### Aim of the task
For each line below that contains the string "name", copy that line.

:: Given records

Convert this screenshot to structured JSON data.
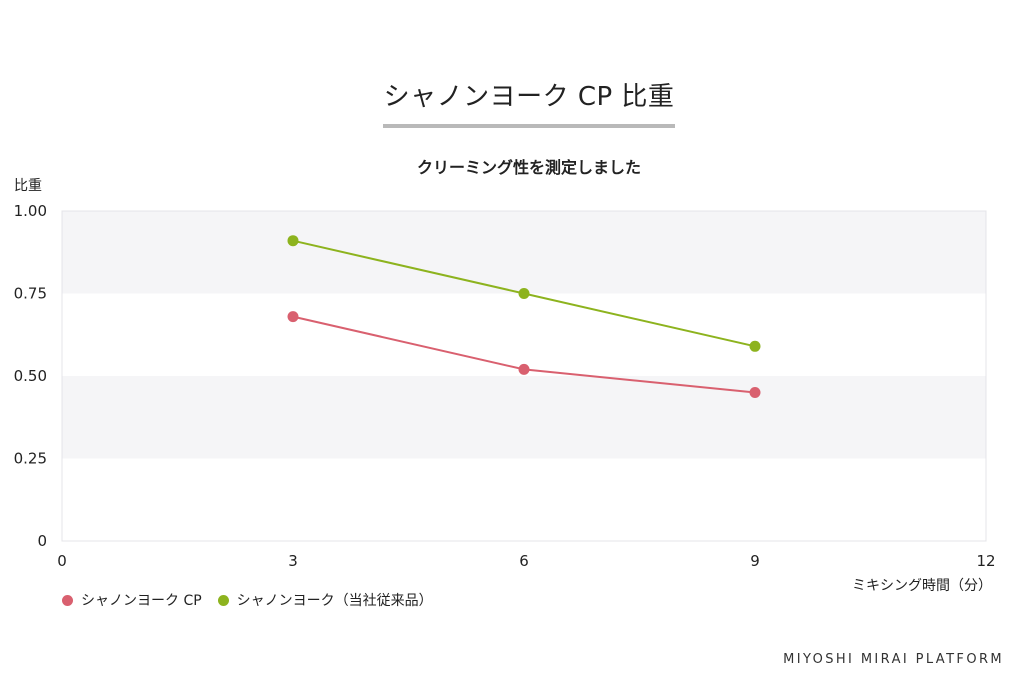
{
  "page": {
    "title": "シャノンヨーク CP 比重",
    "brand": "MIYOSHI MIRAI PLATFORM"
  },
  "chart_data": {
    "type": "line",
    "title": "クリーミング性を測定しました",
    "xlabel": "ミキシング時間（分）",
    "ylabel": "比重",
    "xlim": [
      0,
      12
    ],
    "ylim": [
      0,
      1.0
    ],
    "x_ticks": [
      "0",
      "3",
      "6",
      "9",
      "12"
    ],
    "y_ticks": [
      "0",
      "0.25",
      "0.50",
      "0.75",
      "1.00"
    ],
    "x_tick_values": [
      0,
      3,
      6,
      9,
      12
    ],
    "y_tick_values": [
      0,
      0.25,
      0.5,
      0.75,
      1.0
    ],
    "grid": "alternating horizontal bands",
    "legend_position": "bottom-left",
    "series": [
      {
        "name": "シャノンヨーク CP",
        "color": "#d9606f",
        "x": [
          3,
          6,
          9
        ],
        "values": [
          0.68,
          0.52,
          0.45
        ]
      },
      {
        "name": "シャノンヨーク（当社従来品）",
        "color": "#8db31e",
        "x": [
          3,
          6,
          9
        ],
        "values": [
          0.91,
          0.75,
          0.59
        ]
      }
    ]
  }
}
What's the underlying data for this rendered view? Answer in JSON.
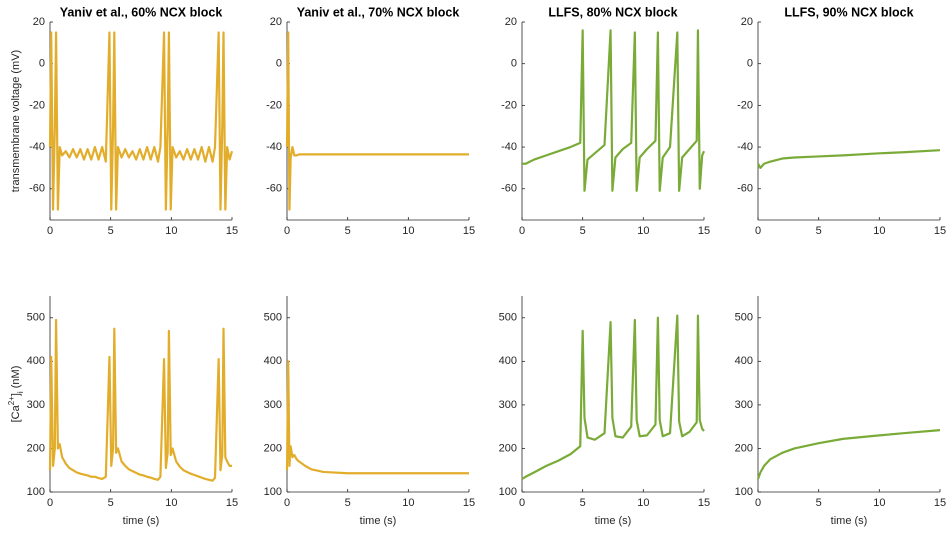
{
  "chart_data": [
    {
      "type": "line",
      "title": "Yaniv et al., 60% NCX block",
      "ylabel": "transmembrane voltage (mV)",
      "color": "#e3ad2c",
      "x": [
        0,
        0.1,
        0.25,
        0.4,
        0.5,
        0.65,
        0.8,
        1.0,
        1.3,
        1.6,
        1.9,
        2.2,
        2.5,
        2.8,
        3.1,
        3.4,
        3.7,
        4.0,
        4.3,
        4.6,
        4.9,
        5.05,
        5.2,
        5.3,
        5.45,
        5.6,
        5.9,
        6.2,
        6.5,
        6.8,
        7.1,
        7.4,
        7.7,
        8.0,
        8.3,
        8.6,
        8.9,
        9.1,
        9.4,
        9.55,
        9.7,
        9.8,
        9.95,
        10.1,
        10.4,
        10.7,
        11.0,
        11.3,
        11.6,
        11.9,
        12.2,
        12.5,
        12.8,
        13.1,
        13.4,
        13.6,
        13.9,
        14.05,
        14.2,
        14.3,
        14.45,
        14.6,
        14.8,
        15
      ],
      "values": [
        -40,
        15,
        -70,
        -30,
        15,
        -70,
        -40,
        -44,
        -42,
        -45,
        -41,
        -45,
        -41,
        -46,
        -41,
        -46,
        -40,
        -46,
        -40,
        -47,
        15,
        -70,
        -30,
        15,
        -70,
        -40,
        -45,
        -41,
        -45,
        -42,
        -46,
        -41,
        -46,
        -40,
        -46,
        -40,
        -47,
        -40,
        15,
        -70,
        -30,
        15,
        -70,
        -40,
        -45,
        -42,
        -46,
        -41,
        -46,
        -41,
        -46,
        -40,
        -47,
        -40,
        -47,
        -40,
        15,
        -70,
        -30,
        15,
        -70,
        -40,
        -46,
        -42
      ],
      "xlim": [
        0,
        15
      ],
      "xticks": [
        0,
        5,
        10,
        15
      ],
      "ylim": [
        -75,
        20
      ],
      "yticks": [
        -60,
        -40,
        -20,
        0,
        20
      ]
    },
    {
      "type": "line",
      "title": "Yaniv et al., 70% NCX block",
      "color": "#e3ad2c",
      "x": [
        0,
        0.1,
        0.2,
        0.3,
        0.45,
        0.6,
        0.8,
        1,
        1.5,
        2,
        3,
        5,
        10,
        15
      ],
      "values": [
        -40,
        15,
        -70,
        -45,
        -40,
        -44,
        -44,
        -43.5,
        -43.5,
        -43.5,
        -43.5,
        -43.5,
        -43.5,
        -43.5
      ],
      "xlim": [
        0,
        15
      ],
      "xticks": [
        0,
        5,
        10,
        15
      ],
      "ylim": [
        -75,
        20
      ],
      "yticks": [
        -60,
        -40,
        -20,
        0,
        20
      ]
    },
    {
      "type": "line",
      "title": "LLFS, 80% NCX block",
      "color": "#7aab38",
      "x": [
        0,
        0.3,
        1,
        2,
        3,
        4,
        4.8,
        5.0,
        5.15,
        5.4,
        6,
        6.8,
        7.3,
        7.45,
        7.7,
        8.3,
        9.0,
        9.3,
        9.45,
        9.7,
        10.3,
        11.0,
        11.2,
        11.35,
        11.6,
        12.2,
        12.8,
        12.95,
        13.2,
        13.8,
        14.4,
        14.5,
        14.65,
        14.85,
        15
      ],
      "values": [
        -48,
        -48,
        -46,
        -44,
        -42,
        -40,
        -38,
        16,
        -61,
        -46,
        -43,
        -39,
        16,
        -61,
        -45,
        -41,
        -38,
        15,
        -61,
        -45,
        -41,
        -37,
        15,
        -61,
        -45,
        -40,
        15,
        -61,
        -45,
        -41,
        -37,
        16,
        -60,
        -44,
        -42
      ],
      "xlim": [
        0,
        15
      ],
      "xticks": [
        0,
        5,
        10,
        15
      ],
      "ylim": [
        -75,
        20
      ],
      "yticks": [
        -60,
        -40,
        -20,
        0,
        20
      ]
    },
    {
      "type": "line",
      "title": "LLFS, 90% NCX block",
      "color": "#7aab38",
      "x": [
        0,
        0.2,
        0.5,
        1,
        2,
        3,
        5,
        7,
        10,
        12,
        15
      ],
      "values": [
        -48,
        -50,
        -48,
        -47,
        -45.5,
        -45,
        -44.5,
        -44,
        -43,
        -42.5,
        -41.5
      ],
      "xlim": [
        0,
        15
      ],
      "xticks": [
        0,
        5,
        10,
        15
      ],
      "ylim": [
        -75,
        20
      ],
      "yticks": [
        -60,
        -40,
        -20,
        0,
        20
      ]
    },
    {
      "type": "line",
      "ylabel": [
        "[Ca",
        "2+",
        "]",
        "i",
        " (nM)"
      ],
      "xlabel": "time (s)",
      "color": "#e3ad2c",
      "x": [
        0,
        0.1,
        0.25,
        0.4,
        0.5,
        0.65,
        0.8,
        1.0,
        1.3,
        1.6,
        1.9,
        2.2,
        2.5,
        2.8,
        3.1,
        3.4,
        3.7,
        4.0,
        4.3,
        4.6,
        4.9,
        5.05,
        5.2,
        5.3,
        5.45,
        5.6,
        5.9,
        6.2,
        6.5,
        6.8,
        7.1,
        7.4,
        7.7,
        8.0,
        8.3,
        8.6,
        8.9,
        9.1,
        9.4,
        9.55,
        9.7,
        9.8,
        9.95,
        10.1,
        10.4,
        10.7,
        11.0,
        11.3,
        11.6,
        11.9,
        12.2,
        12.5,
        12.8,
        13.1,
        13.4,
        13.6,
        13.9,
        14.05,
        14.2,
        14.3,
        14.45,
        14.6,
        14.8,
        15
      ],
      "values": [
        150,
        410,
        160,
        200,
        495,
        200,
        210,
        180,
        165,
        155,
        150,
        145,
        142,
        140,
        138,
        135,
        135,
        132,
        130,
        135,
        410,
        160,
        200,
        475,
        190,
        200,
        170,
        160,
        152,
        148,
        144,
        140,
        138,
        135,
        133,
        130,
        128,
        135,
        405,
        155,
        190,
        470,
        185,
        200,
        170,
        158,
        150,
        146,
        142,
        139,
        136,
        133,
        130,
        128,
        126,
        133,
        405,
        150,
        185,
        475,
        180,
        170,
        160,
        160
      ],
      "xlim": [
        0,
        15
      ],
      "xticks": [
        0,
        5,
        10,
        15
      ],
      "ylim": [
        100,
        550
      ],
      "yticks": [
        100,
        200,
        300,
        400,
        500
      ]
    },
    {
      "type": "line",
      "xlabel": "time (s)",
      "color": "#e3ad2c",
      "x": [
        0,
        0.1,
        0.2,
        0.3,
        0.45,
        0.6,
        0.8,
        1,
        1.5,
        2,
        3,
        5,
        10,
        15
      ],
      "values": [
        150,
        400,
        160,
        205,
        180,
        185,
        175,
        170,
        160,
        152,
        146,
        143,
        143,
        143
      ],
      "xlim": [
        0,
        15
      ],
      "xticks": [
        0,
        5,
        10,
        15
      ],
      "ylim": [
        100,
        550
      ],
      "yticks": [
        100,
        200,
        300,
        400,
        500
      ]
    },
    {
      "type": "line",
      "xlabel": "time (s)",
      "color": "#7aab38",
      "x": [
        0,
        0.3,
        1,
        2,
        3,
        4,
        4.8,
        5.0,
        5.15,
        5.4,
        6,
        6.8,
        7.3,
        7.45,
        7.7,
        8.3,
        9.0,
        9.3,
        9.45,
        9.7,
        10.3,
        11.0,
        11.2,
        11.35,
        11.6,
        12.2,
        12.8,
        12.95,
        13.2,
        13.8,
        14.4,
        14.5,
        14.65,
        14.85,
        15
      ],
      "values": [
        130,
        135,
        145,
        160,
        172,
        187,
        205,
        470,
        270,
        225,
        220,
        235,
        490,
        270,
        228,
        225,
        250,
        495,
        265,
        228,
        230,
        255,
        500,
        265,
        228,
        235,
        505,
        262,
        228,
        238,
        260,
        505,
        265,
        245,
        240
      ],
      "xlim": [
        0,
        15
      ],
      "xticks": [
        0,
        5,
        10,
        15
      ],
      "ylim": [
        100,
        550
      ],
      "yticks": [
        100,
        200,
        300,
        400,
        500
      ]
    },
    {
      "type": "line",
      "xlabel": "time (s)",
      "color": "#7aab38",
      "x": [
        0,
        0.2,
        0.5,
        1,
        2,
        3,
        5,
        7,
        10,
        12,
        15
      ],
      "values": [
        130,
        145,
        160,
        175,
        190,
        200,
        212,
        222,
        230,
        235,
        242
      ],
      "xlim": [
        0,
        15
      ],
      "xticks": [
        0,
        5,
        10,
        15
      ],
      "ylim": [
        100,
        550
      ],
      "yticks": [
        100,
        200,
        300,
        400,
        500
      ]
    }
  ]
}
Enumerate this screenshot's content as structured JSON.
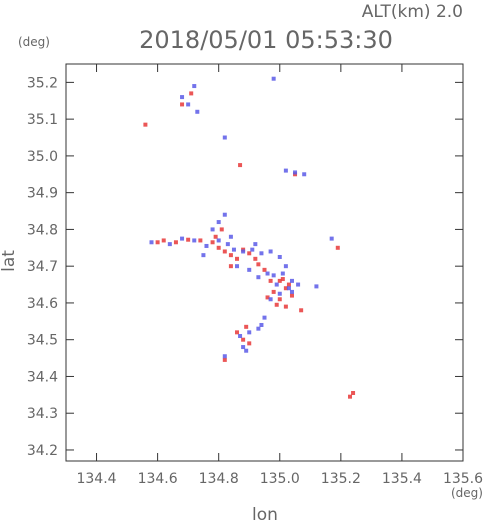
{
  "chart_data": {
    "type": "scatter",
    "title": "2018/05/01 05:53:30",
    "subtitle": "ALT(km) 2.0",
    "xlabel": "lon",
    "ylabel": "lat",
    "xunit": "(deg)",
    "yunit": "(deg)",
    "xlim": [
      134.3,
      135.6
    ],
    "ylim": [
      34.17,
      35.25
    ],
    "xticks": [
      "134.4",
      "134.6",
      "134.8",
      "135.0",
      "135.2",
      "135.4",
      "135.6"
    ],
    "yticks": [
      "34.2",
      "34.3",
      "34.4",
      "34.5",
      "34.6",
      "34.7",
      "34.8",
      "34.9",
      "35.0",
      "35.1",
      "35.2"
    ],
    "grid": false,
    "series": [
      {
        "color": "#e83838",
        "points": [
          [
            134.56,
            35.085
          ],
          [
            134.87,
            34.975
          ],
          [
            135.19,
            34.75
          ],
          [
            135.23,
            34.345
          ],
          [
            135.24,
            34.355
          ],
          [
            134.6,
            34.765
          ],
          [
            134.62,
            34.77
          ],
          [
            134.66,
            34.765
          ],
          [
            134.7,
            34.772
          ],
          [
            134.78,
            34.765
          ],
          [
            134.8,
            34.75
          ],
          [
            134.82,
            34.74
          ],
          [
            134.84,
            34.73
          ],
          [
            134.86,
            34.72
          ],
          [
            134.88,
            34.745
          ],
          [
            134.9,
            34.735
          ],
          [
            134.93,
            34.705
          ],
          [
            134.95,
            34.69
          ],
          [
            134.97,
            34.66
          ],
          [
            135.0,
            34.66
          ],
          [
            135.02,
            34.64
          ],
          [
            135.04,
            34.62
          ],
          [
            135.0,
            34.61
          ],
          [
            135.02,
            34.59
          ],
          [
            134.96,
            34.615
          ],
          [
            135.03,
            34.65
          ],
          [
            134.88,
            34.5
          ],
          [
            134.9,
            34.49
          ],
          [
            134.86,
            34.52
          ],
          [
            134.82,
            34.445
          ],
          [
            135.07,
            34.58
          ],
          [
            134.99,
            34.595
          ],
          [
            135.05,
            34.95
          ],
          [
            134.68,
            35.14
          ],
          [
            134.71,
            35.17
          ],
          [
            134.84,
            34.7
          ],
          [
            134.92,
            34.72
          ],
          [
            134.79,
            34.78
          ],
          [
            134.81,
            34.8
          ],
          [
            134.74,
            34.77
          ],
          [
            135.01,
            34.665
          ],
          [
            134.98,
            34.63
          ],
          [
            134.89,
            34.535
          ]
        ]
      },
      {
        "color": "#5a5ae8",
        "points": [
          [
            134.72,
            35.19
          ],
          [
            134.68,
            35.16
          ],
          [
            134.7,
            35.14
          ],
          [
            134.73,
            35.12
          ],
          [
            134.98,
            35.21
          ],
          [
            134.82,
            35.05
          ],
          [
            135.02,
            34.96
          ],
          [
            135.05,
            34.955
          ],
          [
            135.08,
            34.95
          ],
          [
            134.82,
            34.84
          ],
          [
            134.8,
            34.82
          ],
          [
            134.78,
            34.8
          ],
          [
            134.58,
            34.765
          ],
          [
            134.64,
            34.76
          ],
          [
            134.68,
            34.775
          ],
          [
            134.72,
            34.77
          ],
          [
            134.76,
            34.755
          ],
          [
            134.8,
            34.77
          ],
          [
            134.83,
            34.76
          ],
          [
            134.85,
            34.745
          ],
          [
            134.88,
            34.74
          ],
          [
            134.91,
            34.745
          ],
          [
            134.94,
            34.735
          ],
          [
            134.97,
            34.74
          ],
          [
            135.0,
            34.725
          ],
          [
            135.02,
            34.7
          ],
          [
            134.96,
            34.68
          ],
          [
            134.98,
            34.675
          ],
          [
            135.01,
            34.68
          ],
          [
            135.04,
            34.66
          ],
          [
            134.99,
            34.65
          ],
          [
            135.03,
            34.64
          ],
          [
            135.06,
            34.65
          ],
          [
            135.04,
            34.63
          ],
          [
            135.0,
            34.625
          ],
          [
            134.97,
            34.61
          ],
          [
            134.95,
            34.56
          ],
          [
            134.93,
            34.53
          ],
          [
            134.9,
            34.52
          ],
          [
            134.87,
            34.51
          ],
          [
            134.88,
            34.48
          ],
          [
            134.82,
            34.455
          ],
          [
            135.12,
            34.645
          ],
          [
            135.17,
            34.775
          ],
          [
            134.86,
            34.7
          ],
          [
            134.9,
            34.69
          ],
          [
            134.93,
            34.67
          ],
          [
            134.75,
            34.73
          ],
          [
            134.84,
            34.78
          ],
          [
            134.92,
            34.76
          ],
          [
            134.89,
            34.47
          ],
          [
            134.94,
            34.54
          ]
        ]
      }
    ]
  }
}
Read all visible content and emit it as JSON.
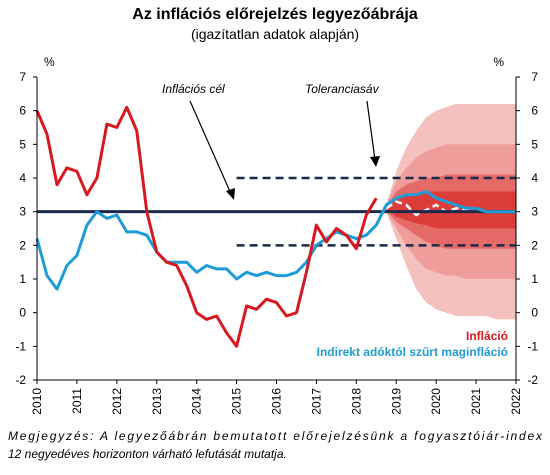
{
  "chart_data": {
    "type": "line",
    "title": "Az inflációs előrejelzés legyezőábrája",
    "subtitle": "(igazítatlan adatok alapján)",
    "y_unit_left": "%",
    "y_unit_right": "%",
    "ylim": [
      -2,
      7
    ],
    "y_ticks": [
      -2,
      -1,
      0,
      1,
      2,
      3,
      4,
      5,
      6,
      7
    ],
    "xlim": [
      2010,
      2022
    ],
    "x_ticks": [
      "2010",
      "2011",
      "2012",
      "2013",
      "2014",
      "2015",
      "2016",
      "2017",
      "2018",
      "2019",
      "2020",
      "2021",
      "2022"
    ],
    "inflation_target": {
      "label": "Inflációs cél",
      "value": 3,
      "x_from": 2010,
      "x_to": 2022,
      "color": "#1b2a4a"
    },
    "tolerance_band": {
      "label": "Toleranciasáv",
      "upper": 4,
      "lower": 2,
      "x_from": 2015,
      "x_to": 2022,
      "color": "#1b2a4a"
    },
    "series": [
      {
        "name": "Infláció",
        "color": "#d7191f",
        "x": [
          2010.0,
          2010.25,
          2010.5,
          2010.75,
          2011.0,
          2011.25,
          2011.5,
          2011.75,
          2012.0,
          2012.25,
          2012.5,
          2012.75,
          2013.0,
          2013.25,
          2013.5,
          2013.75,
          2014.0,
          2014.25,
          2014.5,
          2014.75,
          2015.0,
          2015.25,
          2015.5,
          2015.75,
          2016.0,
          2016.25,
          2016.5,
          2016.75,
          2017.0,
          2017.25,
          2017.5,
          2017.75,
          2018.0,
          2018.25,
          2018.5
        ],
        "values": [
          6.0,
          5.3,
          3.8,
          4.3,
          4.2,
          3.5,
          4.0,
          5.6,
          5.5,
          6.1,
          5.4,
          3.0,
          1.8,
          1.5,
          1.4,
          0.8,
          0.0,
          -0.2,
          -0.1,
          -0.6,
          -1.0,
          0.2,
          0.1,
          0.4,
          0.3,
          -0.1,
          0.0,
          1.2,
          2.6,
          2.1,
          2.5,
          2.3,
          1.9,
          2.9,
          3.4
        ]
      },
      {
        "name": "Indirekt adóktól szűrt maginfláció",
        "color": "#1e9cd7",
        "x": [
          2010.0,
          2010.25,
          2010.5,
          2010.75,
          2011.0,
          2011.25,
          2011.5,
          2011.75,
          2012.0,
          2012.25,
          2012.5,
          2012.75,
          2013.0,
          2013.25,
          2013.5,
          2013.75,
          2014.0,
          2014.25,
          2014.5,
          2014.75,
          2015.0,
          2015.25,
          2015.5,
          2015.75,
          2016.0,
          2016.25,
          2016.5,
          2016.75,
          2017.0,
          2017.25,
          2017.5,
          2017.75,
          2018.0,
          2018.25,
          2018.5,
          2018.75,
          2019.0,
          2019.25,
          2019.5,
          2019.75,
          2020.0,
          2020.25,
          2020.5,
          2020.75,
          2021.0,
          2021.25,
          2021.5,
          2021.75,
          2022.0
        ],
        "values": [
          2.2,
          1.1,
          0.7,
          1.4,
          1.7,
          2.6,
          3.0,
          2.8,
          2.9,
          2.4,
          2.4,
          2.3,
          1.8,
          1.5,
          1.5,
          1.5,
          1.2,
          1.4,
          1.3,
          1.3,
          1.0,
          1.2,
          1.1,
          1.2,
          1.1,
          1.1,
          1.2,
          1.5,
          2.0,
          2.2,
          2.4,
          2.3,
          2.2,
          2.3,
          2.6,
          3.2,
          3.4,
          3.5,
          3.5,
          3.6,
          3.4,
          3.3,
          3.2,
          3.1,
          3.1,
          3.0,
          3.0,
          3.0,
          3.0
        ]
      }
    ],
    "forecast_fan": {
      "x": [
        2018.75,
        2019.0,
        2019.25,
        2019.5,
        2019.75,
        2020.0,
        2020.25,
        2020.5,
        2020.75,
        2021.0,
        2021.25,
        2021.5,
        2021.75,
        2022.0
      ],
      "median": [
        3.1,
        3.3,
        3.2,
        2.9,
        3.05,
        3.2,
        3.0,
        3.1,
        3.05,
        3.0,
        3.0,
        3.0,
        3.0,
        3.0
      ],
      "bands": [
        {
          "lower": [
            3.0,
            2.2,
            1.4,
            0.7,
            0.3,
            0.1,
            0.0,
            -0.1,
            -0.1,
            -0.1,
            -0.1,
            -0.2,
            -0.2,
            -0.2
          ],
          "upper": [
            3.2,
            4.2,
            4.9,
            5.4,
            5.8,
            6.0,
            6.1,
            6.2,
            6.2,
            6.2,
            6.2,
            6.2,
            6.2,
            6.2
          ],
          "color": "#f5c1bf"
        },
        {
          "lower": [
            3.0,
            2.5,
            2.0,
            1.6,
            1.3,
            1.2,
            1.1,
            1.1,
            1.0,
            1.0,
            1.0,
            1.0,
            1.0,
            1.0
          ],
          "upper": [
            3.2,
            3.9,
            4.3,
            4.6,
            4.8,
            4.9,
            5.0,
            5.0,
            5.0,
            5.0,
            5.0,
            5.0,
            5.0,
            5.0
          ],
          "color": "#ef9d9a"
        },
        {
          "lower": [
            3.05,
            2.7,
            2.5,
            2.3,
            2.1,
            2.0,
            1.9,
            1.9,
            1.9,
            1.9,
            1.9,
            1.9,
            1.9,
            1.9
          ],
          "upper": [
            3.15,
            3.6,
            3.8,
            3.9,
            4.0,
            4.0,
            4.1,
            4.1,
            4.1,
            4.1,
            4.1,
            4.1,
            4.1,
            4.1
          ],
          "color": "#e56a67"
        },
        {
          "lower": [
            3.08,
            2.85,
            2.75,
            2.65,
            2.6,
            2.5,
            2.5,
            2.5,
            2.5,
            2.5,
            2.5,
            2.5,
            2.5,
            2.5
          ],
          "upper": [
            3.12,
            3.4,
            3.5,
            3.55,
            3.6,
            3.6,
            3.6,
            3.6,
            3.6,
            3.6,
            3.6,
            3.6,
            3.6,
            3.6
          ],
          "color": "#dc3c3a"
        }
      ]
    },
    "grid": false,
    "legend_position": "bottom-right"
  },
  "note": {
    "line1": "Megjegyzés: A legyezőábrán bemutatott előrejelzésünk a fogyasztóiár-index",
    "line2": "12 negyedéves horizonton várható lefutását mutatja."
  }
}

::::

### Solution to the exercise
        "name": "シャノンヨーク CP",
        "name": "シャノンヨーク（当社従来品）",
        "name": "Infláció",
        "name": "Indirekt adóktól szűrt maginfláció",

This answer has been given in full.